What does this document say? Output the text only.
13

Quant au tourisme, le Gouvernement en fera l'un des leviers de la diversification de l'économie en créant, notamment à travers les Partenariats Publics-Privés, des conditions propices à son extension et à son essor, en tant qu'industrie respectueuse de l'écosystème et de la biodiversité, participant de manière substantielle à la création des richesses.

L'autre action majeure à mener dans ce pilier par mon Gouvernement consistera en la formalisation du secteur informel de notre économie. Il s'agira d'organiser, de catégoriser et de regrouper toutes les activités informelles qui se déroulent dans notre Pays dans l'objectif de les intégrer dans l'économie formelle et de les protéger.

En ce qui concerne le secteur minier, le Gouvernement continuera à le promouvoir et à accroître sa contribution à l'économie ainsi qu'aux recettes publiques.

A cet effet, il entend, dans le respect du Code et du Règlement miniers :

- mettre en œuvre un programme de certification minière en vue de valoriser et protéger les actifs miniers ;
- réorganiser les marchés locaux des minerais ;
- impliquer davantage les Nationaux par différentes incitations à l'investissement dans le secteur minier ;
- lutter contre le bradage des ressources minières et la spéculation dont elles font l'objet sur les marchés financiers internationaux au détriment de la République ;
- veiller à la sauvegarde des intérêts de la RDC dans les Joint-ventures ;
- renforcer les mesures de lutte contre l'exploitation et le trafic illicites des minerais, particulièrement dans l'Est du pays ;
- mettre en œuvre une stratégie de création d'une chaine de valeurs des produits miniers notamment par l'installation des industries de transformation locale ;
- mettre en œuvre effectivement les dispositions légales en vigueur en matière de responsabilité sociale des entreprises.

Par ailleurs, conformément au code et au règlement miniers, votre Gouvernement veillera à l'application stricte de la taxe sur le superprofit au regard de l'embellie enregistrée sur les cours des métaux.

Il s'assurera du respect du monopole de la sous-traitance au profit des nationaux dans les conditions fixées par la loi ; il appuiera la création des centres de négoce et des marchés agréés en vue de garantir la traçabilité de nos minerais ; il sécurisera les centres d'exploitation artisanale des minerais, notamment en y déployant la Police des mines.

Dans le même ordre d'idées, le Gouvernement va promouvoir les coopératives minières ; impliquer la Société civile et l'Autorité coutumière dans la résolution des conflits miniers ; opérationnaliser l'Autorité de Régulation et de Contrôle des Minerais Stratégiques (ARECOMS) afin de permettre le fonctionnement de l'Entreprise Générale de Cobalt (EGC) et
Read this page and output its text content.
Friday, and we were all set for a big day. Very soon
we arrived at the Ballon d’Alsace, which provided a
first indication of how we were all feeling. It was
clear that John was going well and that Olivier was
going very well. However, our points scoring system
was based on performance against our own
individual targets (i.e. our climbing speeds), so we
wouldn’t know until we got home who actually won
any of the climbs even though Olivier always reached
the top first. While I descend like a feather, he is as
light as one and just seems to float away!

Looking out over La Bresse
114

WORK TO COMPLETE: Extract the full listing and reproduce each line exactly.

THE ANSWER:
What does this document say? Output the text only.
13

Quant au tourisme, le Gouvernement en fera l'un des leviers de la diversification de l'économie en créant, notamment à travers les Partenariats Publics-Privés, des conditions propices à son extension et à son essor, en tant qu'industrie respectueuse de l'écosystème et de la biodiversité, participant de manière substantielle à la création des richesses.

L'autre action majeure à mener dans ce pilier par mon Gouvernement consistera en la formalisation du secteur informel de notre économie. Il s'agira d'organiser, de catégoriser et de regrouper toutes les activités informelles qui se déroulent dans notre Pays dans l'objectif de les intégrer dans l'économie formelle et de les protéger.

En ce qui concerne le secteur minier, le Gouvernement continuera à le promouvoir et à accroître sa contribution à l'économie ainsi qu'aux recettes publiques.

A cet effet, il entend, dans le respect du Code et du Règlement miniers :

- mettre en œuvre un programme de certification minière en vue de valoriser et protéger les actifs miniers ;
- réorganiser les marchés locaux des minerais ;
- impliquer davantage les Nationaux par différentes incitations à l'investissement dans le secteur minier ;
- lutter contre le bradage des ressources minières et la spéculation dont elles font l'objet sur les marchés financiers internationaux au détriment de la République ;
- veiller à la sauvegarde des intérêts de la RDC dans les Joint-ventures ;
- renforcer les mesures de lutte contre l'exploitation et le trafic illicites des minerais, particulièrement dans l'Est du pays ;
- mettre en œuvre une stratégie de création d'une chaine de valeurs des produits miniers notamment par l'installation des industries de transformation locale ;
- mettre en œuvre effectivement les dispositions légales en vigueur en matière de responsabilité sociale des entreprises.

Par ailleurs, conformément au code et au règlement miniers, votre Gouvernement veillera à l'application stricte de la taxe sur le superprofit au regard de l'embellie enregistrée sur les cours des métaux.

Il s'assurera du respect du monopole de la sous-traitance au profit des nationaux dans les conditions fixées par la loi ; il appuiera la création des centres de négoce et des marchés agréés en vue de garantir la traçabilité de nos minerais ; il sécurisera les centres d'exploitation artisanale des minerais, notamment en y déployant la Police des mines.

Dans le même ordre d'idées, le Gouvernement va promouvoir les coopératives minières ; impliquer la Société civile et l'Autorité coutumière dans la résolution des conflits miniers ; opérationnaliser l'Autorité de Régulation et de Contrôle des Minerais Stratégiques (ARECOMS) afin de permettre le fonctionnement de l'Entreprise Générale de Cobalt (EGC) et
Read this page and output its text content.
Friday, and we were all set for a big day. Very soon
we arrived at the Ballon d’Alsace, which provided a
first indication of how we were all feeling. It was
clear that John was going well and that Olivier was
going very well. However, our points scoring system
was based on performance against our own
individual targets (i.e. our climbing speeds), so we
wouldn’t know until we got home who actually won
any of the climbs even though Olivier always reached
the top first. While I descend like a feather, he is as
light as one and just seems to float away!

Looking out over La Bresse
114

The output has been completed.